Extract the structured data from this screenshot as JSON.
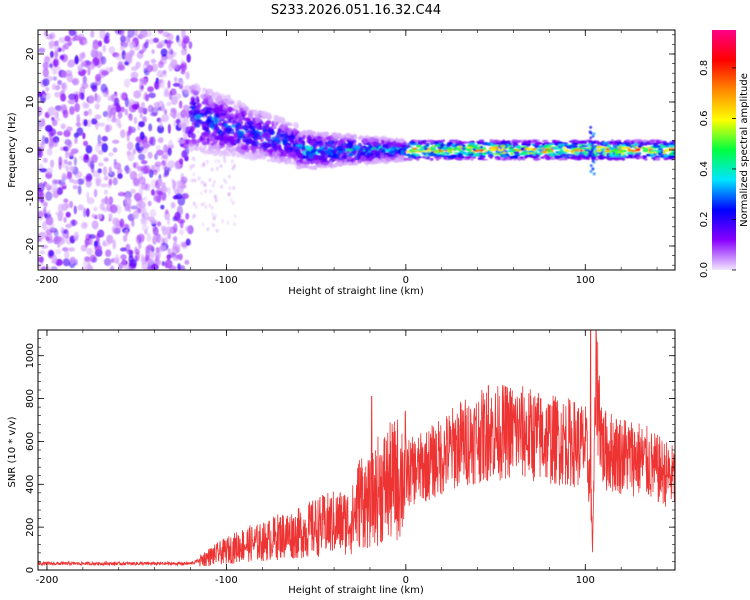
{
  "title": "S233.2026.051.16.32.C44",
  "chart_data": [
    {
      "type": "heatmap",
      "name": "spectrogram",
      "xlabel": "Height of straight line (km)",
      "ylabel": "Frequency (Hz)",
      "xlim": [
        -205,
        150
      ],
      "ylim": [
        -25,
        25
      ],
      "xticks": [
        -200,
        -100,
        0,
        100
      ],
      "yticks": [
        -20,
        -10,
        0,
        10,
        20
      ],
      "colorbar": {
        "label": "Normalized spectral amplitude",
        "range": [
          0.0,
          0.95
        ],
        "ticks": [
          "0.0",
          "0.2",
          "0.4",
          "0.6",
          "0.8"
        ],
        "colors": [
          "#f2e6ff",
          "#8800ff",
          "#0000ff",
          "#00e5ff",
          "#00ff40",
          "#ffff00",
          "#ff8800",
          "#ff0000",
          "#ff0088"
        ]
      },
      "regions": [
        {
          "x_range": [
            -205,
            -120
          ],
          "freq_range": [
            -25,
            25
          ],
          "amplitude": 0.05,
          "description": "noise"
        },
        {
          "x_range": [
            -120,
            -60
          ],
          "freq_center_start": 7,
          "freq_center_end": 1,
          "amplitude": 0.25
        },
        {
          "x_range": [
            -60,
            0
          ],
          "freq_center": 0,
          "amplitude": 0.35
        },
        {
          "x_range": [
            0,
            150
          ],
          "freq_center": 0,
          "amplitude": 0.8
        }
      ]
    },
    {
      "type": "line",
      "name": "snr",
      "xlabel": "Height of straight line (km)",
      "ylabel": "SNR (10 * v/v)",
      "xlim": [
        -205,
        150
      ],
      "ylim": [
        0,
        1120
      ],
      "xticks": [
        -200,
        -100,
        0,
        100
      ],
      "yticks": [
        0,
        200,
        400,
        600,
        800,
        1000
      ],
      "color": "#ee3333",
      "series": [
        {
          "name": "SNR",
          "x": [
            -205,
            -180,
            -150,
            -120,
            -110,
            -100,
            -90,
            -80,
            -70,
            -60,
            -50,
            -40,
            -30,
            -25,
            -20,
            -15,
            -10,
            0,
            10,
            20,
            30,
            40,
            50,
            60,
            70,
            80,
            90,
            100,
            103,
            104,
            106,
            110,
            120,
            130,
            140,
            150
          ],
          "y": [
            30,
            30,
            30,
            30,
            60,
            90,
            120,
            130,
            160,
            170,
            200,
            220,
            230,
            340,
            300,
            380,
            400,
            450,
            480,
            530,
            590,
            620,
            640,
            650,
            630,
            610,
            600,
            580,
            400,
            100,
            900,
            560,
            540,
            520,
            470,
            430
          ],
          "spikes": [
            {
              "x": -19,
              "y": 810
            },
            {
              "x": 46,
              "y": 860
            },
            {
              "x": 103,
              "y": 1120
            }
          ]
        }
      ]
    }
  ]
}
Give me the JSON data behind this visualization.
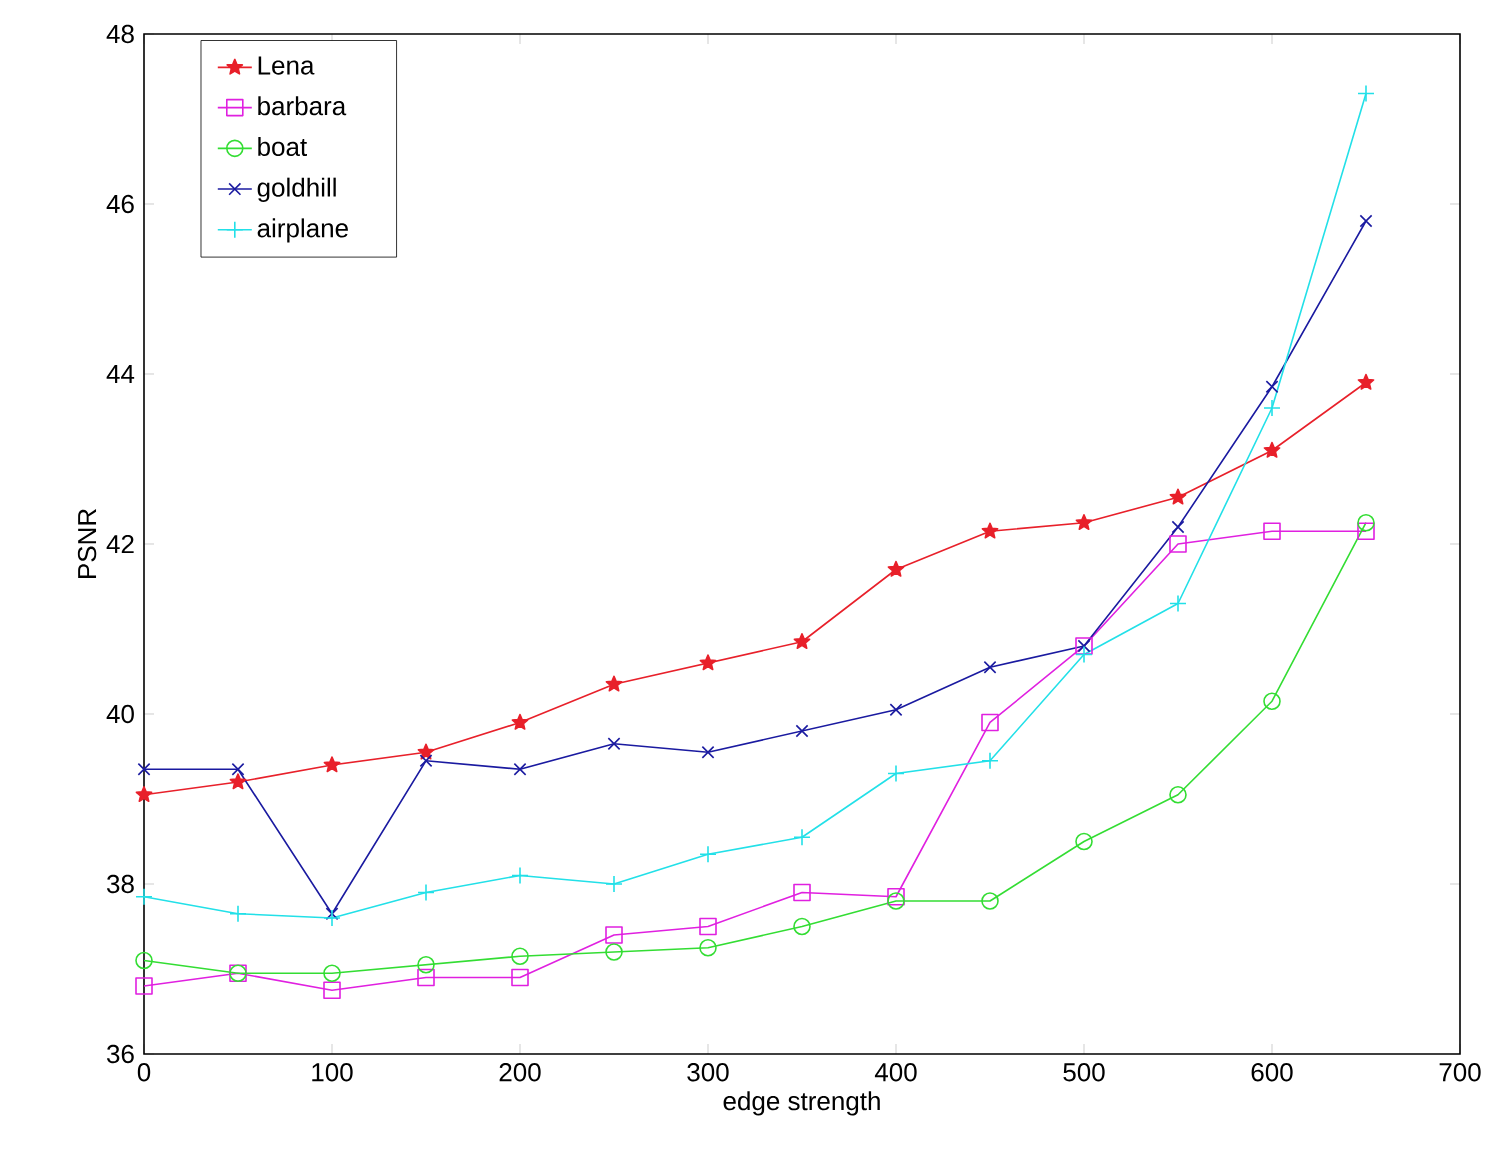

§

**Aim of the exercise:**
Except for the pictures, give all the material above again verbatim.

**Result for this task:**
Extract the structured data from this screenshot as JSON.
{
  "title": "S233.2026.051.16.32.C44",
  "chart_data": [
    {
      "type": "heatmap",
      "name": "spectrogram",
      "xlabel": "Height of straight line (km)",
      "ylabel": "Frequency (Hz)",
      "xlim": [
        -205,
        150
      ],
      "ylim": [
        -25,
        25
      ],
      "xticks": [
        -200,
        -100,
        0,
        100
      ],
      "yticks": [
        -20,
        -10,
        0,
        10,
        20
      ],
      "colorbar": {
        "label": "Normalized spectral amplitude",
        "range": [
          0.0,
          0.95
        ],
        "ticks": [
          "0.0",
          "0.2",
          "0.4",
          "0.6",
          "0.8"
        ],
        "colors": [
          "#f2e6ff",
          "#8800ff",
          "#0000ff",
          "#00e5ff",
          "#00ff40",
          "#ffff00",
          "#ff8800",
          "#ff0000",
          "#ff0088"
        ]
      },
      "regions": [
        {
          "x_range": [
            -205,
            -120
          ],
          "freq_range": [
            -25,
            25
          ],
          "amplitude": 0.05,
          "description": "noise"
        },
        {
          "x_range": [
            -120,
            -60
          ],
          "freq_center_start": 7,
          "freq_center_end": 1,
          "amplitude": 0.25
        },
        {
          "x_range": [
            -60,
            0
          ],
          "freq_center": 0,
          "amplitude": 0.35
        },
        {
          "x_range": [
            0,
            150
          ],
          "freq_center": 0,
          "amplitude": 0.8
        }
      ]
    },
    {
      "type": "line",
      "name": "snr",
      "xlabel": "Height of straight line (km)",
      "ylabel": "SNR (10 * v/v)",
      "xlim": [
        -205,
        150
      ],
      "ylim": [
        0,
        1120
      ],
      "xticks": [
        -200,
        -100,
        0,
        100
      ],
      "yticks": [
        0,
        200,
        400,
        600,
        800,
        1000
      ],
      "color": "#ee3333",
      "series": [
        {
          "name": "SNR",
          "x": [
            -205,
            -180,
            -150,
            -120,
            -110,
            -100,
            -90,
            -80,
            -70,
            -60,
            -50,
            -40,
            -30,
            -25,
            -20,
            -15,
            -10,
            0,
            10,
            20,
            30,
            40,
            50,
            60,
            70,
            80,
            90,
            100,
            103,
            104,
            106,
            110,
            120,
            130,
            140,
            150
          ],
          "y": [
            30,
            30,
            30,
            30,
            60,
            90,
            120,
            130,
            160,
            170,
            200,
            220,
            230,
            340,
            300,
            380,
            400,
            450,
            480,
            530,
            590,
            620,
            640,
            650,
            630,
            610,
            600,
            580,
            400,
            100,
            900,
            560,
            540,
            520,
            470,
            430
          ],
          "spikes": [
            {
              "x": -19,
              "y": 810
            },
            {
              "x": 46,
              "y": 860
            },
            {
              "x": 103,
              "y": 1120
            }
          ]
        }
      ]
    }
  ]
}
Give me the JSON data behind this visualization.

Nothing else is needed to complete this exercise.